### Stated exercise
Gather up every line that includes the string "отрем".

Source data
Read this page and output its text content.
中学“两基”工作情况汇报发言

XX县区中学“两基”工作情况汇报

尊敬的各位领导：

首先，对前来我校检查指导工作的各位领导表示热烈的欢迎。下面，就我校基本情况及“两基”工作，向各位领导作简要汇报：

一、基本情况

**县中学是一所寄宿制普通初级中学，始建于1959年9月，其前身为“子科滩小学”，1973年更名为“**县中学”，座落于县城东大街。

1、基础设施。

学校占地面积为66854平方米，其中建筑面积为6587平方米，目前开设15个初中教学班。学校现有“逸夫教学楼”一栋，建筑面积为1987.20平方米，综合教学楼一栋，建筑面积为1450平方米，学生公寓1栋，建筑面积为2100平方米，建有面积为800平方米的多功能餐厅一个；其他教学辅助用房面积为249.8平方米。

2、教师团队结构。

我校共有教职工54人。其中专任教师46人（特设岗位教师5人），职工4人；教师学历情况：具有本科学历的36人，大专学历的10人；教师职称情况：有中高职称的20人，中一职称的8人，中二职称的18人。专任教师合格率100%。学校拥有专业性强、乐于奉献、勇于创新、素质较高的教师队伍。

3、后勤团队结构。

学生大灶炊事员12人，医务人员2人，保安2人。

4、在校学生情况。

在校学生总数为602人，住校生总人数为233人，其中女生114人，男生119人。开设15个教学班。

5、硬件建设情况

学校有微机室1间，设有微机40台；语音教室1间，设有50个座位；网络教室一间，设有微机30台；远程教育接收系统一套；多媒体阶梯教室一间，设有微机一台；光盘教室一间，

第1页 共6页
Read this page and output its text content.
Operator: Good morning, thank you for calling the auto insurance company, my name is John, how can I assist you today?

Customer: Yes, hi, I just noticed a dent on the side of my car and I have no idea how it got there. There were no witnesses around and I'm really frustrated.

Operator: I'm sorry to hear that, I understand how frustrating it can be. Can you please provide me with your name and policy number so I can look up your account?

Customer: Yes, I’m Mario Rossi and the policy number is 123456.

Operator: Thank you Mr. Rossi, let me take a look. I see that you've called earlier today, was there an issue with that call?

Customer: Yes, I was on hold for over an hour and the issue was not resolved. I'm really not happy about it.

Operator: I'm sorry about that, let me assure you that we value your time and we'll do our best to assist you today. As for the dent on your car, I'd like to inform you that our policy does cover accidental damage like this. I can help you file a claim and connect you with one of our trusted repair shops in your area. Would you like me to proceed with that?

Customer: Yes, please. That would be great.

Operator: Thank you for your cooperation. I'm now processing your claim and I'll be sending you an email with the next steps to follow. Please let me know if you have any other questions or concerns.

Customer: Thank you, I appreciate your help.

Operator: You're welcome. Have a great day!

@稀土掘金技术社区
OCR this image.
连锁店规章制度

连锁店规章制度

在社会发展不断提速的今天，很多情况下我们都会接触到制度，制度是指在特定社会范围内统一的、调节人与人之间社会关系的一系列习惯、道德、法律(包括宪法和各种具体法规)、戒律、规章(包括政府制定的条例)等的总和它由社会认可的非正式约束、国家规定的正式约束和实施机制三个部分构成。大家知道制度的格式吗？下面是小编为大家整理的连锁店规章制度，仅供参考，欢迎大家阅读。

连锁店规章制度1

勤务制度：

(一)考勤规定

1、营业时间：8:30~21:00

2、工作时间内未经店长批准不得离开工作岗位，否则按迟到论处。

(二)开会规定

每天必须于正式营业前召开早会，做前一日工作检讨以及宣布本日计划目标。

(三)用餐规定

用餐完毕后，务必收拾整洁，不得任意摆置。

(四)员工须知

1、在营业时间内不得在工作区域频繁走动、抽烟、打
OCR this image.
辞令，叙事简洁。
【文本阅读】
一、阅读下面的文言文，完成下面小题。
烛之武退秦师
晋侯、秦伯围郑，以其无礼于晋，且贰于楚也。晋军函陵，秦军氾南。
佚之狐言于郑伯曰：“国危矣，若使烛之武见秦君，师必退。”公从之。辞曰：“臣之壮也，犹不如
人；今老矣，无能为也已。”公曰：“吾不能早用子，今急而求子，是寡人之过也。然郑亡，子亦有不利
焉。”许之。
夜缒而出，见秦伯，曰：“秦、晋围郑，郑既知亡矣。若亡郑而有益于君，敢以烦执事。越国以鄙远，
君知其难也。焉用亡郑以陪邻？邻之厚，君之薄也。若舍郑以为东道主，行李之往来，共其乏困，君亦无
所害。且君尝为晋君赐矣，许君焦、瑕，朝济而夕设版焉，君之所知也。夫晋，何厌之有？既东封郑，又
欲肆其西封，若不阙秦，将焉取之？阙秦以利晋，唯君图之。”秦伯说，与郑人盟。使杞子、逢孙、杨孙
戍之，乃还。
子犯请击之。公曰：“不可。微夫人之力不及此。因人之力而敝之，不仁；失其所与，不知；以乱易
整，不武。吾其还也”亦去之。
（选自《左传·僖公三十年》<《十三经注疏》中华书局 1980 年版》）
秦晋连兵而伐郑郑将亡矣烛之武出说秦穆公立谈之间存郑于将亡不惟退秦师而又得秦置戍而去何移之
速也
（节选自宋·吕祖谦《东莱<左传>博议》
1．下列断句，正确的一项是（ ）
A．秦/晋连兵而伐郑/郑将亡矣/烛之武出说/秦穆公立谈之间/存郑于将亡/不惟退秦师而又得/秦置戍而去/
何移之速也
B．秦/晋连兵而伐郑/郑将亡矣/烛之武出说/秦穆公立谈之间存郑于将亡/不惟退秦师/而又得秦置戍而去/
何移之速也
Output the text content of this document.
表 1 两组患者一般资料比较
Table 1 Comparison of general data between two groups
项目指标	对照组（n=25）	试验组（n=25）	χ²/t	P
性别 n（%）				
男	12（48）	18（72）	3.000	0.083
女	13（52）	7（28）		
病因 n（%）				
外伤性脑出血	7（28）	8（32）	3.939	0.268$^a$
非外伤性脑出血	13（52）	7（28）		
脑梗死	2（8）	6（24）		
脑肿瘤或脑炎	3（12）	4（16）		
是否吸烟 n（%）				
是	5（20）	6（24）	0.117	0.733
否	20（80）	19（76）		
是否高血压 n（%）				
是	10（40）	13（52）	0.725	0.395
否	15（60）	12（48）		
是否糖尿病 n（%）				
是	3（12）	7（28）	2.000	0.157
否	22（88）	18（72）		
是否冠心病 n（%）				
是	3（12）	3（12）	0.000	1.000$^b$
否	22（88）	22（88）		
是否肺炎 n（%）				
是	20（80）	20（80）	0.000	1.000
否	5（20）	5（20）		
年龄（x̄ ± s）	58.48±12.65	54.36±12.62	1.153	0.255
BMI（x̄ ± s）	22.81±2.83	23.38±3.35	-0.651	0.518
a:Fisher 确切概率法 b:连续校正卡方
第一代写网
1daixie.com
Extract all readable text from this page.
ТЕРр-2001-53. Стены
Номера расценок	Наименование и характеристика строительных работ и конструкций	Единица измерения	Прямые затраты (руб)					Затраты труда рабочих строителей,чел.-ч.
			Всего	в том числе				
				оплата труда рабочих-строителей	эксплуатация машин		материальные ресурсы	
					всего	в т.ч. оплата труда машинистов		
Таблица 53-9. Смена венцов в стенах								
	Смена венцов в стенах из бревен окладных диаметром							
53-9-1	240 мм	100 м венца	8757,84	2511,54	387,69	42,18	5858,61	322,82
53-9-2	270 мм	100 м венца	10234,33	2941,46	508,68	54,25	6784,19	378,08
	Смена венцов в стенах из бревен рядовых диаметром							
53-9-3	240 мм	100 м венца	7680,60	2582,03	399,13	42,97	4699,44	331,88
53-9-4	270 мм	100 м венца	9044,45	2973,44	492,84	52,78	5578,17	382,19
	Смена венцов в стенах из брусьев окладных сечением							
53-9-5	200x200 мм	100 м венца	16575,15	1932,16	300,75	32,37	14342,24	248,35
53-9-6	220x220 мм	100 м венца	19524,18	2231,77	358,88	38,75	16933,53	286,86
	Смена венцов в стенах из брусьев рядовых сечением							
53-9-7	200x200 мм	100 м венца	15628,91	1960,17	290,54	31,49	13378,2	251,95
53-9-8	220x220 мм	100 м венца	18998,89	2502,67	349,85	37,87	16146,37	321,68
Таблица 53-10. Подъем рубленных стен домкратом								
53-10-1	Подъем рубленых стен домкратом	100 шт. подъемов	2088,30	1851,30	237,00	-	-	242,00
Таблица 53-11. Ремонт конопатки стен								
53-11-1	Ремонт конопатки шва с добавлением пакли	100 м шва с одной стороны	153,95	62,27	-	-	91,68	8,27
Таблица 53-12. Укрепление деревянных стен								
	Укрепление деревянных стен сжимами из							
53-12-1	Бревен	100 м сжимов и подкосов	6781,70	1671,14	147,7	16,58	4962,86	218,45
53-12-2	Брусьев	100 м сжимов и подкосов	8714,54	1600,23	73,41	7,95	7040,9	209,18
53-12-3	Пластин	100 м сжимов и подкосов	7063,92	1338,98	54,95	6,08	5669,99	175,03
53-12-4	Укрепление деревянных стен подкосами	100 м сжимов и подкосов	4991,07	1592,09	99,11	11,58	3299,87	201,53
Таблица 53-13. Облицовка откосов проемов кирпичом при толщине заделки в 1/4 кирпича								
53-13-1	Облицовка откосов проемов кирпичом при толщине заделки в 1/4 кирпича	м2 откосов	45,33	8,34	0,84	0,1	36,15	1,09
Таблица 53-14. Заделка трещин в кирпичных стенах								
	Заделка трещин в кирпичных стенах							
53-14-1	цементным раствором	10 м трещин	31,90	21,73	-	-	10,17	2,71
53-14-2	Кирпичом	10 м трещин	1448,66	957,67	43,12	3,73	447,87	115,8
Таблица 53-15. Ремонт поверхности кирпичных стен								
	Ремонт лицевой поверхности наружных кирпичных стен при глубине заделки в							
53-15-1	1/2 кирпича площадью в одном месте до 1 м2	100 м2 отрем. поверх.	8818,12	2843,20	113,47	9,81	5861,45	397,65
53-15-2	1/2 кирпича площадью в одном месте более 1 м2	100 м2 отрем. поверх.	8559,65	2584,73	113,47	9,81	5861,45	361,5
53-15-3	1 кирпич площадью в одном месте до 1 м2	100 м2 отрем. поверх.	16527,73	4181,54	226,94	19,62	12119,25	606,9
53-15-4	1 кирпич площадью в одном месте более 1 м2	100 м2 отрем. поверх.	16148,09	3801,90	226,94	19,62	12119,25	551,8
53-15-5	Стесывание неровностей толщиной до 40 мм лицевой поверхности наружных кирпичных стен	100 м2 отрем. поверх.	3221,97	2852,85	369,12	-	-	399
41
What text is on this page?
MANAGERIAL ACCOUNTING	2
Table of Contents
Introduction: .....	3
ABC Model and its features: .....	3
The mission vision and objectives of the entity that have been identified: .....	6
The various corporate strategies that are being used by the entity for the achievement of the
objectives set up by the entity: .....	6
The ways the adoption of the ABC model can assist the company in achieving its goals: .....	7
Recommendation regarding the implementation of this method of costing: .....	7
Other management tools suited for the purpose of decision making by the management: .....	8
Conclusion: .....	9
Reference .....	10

### Output
53-15-1	1/2 кирпича площадью в одном месте до 1 м2	100 м2 отрем. поверх.	8818,12	2843,20	113,47	9,81	5861,45	397,65
53-15-2	1/2 кирпича площадью в одном месте более 1 м2	100 м2 отрем. поверх.	8559,65	2584,73	113,47	9,81	5861,45	361,5
53-15-3	1 кирпич площадью в одном месте до 1 м2	100 м2 отрем. поверх.	16527,73	4181,54	226,94	19,62	12119,25	606,9
53-15-4	1 кирпич площадью в одном месте более 1 м2	100 м2 отрем. поверх.	16148,09	3801,90	226,94	19,62	12119,25	551,8
53-15-5	Стесывание неровностей толщиной до 40 мм лицевой поверхности наружных кирпичных стен	100 м2 отрем. поверх.	3221,97	2852,85	369,12	-	-	399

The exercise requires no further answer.